→ **Records for the task**:
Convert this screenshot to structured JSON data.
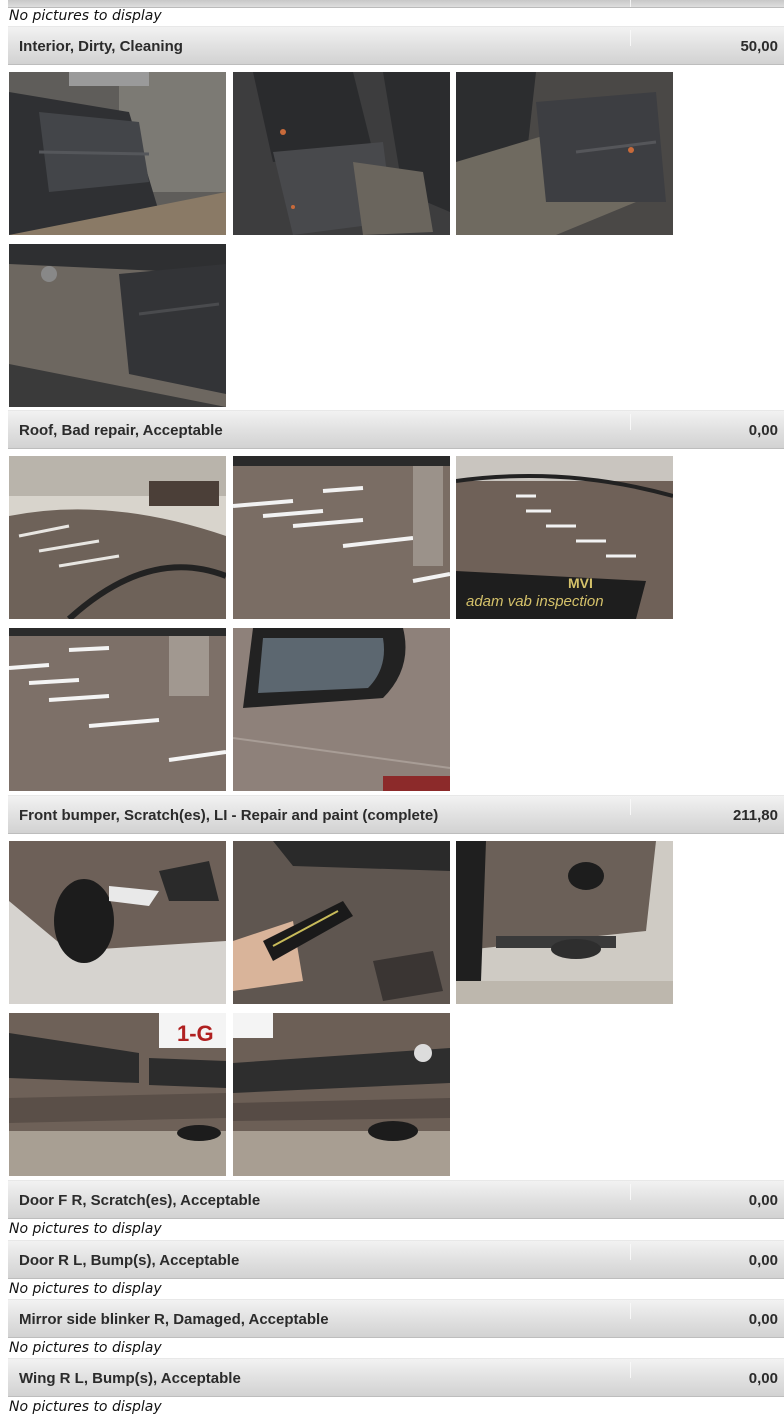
{
  "no_pictures_text": "No pictures to display",
  "damages": [
    {
      "description": "Interior, Dirty, Cleaning",
      "amount": "50,00"
    },
    {
      "description": "Roof, Bad repair, Acceptable",
      "amount": "0,00"
    },
    {
      "description": "Front bumper, Scratch(es), LI - Repair and paint (complete)",
      "amount": "211,80"
    },
    {
      "description": "Door F R, Scratch(es), Acceptable",
      "amount": "0,00"
    },
    {
      "description": "Door R L, Bump(s), Acceptable",
      "amount": "0,00"
    },
    {
      "description": "Mirror side blinker R, Damaged, Acceptable",
      "amount": "0,00"
    },
    {
      "description": "Wing R L, Bump(s), Acceptable",
      "amount": "0,00"
    }
  ],
  "photo_overlays": {
    "ruler_text": "adam vab inspection",
    "ruler_logo": "MVI",
    "plate_text": "1-G"
  }
}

→ **Problem requirements**:
Look through the lines above and collect those with the word "Scratch".

→ **Response to this exercise**:
      "description": "Front bumper, Scratch(es), LI - Repair and paint (complete)",
      "description": "Door F R, Scratch(es), Acceptable",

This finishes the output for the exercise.